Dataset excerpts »

--- Begin ---

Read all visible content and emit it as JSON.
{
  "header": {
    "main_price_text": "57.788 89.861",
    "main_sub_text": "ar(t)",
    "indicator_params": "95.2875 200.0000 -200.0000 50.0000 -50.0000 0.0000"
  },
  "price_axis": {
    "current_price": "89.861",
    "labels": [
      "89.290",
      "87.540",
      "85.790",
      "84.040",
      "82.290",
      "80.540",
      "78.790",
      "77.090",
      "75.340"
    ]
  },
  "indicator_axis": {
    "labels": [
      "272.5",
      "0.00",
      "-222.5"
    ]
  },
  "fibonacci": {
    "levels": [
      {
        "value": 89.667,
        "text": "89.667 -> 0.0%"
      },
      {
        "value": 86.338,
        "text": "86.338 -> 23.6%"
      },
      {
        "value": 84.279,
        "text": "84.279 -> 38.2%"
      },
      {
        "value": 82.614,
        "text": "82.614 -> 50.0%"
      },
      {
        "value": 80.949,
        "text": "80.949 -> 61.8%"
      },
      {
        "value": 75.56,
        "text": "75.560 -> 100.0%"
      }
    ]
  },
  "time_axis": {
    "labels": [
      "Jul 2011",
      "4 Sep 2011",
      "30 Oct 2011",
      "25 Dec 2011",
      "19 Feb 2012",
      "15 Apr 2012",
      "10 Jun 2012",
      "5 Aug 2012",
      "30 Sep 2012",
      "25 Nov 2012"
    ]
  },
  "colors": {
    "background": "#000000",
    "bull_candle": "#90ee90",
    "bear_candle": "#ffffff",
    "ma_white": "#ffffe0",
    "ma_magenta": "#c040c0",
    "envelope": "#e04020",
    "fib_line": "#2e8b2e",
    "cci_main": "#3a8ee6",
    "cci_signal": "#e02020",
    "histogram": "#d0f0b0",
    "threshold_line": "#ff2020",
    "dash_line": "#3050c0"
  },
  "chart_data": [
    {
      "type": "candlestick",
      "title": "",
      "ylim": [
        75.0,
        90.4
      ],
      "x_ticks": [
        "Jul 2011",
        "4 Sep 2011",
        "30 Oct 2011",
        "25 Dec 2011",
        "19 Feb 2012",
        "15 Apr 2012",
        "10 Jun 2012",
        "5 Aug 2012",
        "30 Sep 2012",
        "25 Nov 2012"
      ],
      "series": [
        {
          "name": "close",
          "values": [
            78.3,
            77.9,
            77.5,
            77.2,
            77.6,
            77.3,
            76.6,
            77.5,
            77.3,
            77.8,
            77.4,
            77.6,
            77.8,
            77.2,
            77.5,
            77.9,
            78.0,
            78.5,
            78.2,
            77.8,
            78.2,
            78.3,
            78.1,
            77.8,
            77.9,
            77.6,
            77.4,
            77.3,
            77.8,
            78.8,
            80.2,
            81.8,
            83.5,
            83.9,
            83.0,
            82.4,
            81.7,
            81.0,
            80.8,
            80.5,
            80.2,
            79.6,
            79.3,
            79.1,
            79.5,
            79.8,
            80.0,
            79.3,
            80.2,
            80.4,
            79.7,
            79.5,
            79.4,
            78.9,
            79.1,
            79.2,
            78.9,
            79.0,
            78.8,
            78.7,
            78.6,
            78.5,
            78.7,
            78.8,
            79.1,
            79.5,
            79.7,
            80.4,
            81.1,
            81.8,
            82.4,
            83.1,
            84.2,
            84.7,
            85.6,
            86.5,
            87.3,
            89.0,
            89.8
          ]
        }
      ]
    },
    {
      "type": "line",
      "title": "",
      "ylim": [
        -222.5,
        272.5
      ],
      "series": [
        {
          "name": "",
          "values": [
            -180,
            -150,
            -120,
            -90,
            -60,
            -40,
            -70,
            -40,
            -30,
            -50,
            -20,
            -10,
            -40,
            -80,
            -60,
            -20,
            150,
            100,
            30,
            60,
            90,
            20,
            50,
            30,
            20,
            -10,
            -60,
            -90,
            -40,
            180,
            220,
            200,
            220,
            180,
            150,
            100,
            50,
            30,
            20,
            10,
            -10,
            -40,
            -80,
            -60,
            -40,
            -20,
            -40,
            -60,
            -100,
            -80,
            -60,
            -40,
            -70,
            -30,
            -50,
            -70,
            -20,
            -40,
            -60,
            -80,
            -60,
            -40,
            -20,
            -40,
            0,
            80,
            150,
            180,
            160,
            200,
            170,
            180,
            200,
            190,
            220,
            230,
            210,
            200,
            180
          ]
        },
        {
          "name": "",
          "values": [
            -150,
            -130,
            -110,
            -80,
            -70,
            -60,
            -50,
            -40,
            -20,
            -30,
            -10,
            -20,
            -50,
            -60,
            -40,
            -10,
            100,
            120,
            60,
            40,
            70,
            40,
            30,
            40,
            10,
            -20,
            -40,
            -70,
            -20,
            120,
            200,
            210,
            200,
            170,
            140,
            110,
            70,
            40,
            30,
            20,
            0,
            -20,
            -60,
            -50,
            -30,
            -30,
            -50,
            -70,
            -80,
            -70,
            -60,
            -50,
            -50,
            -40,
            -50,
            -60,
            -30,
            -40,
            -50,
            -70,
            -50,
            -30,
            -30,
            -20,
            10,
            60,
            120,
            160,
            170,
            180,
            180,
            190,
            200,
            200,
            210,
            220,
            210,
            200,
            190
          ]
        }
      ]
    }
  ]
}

--- End ---

EXERCISE PROMPT » Extract the data in full. Keep it word for word.

CORRECT OUTPUT »
Read all visible content and emit it as JSON.
{
  "header": {
    "main_price_text": "57.788 89.861",
    "main_sub_text": "ar(t)",
    "indicator_params": "95.2875 200.0000 -200.0000 50.0000 -50.0000 0.0000"
  },
  "price_axis": {
    "current_price": "89.861",
    "labels": [
      "89.290",
      "87.540",
      "85.790",
      "84.040",
      "82.290",
      "80.540",
      "78.790",
      "77.090",
      "75.340"
    ]
  },
  "indicator_axis": {
    "labels": [
      "272.5",
      "0.00",
      "-222.5"
    ]
  },
  "fibonacci": {
    "levels": [
      {
        "value": 89.667,
        "text": "89.667 -> 0.0%"
      },
      {
        "value": 86.338,
        "text": "86.338 -> 23.6%"
      },
      {
        "value": 84.279,
        "text": "84.279 -> 38.2%"
      },
      {
        "value": 82.614,
        "text": "82.614 -> 50.0%"
      },
      {
        "value": 80.949,
        "text": "80.949 -> 61.8%"
      },
      {
        "value": 75.56,
        "text": "75.560 -> 100.0%"
      }
    ]
  },
  "time_axis": {
    "labels": [
      "Jul 2011",
      "4 Sep 2011",
      "30 Oct 2011",
      "25 Dec 2011",
      "19 Feb 2012",
      "15 Apr 2012",
      "10 Jun 2012",
      "5 Aug 2012",
      "30 Sep 2012",
      "25 Nov 2012"
    ]
  },
  "colors": {
    "background": "#000000",
    "bull_candle": "#90ee90",
    "bear_candle": "#ffffff",
    "ma_white": "#ffffe0",
    "ma_magenta": "#c040c0",
    "envelope": "#e04020",
    "fib_line": "#2e8b2e",
    "cci_main": "#3a8ee6",
    "cci_signal": "#e02020",
    "histogram": "#d0f0b0",
    "threshold_line": "#ff2020",
    "dash_line": "#3050c0"
  },
  "chart_data": [
    {
      "type": "candlestick",
      "title": "",
      "ylim": [
        75.0,
        90.4
      ],
      "x_ticks": [
        "Jul 2011",
        "4 Sep 2011",
        "30 Oct 2011",
        "25 Dec 2011",
        "19 Feb 2012",
        "15 Apr 2012",
        "10 Jun 2012",
        "5 Aug 2012",
        "30 Sep 2012",
        "25 Nov 2012"
      ],
      "series": [
        {
          "name": "close",
          "values": [
            78.3,
            77.9,
            77.5,
            77.2,
            77.6,
            77.3,
            76.6,
            77.5,
            77.3,
            77.8,
            77.4,
            77.6,
            77.8,
            77.2,
            77.5,
            77.9,
            78.0,
            78.5,
            78.2,
            77.8,
            78.2,
            78.3,
            78.1,
            77.8,
            77.9,
            77.6,
            77.4,
            77.3,
            77.8,
            78.8,
            80.2,
            81.8,
            83.5,
            83.9,
            83.0,
            82.4,
            81.7,
            81.0,
            80.8,
            80.5,
            80.2,
            79.6,
            79.3,
            79.1,
            79.5,
            79.8,
            80.0,
            79.3,
            80.2,
            80.4,
            79.7,
            79.5,
            79.4,
            78.9,
            79.1,
            79.2,
            78.9,
            79.0,
            78.8,
            78.7,
            78.6,
            78.5,
            78.7,
            78.8,
            79.1,
            79.5,
            79.7,
            80.4,
            81.1,
            81.8,
            82.4,
            83.1,
            84.2,
            84.7,
            85.6,
            86.5,
            87.3,
            89.0,
            89.8
          ]
        }
      ]
    },
    {
      "type": "line",
      "title": "",
      "ylim": [
        -222.5,
        272.5
      ],
      "series": [
        {
          "name": "",
          "values": [
            -180,
            -150,
            -120,
            -90,
            -60,
            -40,
            -70,
            -40,
            -30,
            -50,
            -20,
            -10,
            -40,
            -80,
            -60,
            -20,
            150,
            100,
            30,
            60,
            90,
            20,
            50,
            30,
            20,
            -10,
            -60,
            -90,
            -40,
            180,
            220,
            200,
            220,
            180,
            150,
            100,
            50,
            30,
            20,
            10,
            -10,
            -40,
            -80,
            -60,
            -40,
            -20,
            -40,
            -60,
            -100,
            -80,
            -60,
            -40,
            -70,
            -30,
            -50,
            -70,
            -20,
            -40,
            -60,
            -80,
            -60,
            -40,
            -20,
            -40,
            0,
            80,
            150,
            180,
            160,
            200,
            170,
            180,
            200,
            190,
            220,
            230,
            210,
            200,
            180
          ]
        },
        {
          "name": "",
          "values": [
            -150,
            -130,
            -110,
            -80,
            -70,
            -60,
            -50,
            -40,
            -20,
            -30,
            -10,
            -20,
            -50,
            -60,
            -40,
            -10,
            100,
            120,
            60,
            40,
            70,
            40,
            30,
            40,
            10,
            -20,
            -40,
            -70,
            -20,
            120,
            200,
            210,
            200,
            170,
            140,
            110,
            70,
            40,
            30,
            20,
            0,
            -20,
            -60,
            -50,
            -30,
            -30,
            -50,
            -70,
            -80,
            -70,
            -60,
            -50,
            -50,
            -40,
            -50,
            -60,
            -30,
            -40,
            -50,
            -70,
            -50,
            -30,
            -30,
            -20,
            10,
            60,
            120,
            160,
            170,
            180,
            180,
            190,
            200,
            200,
            210,
            220,
            210,
            200,
            190
          ]
        }
      ]
    }
  ]
}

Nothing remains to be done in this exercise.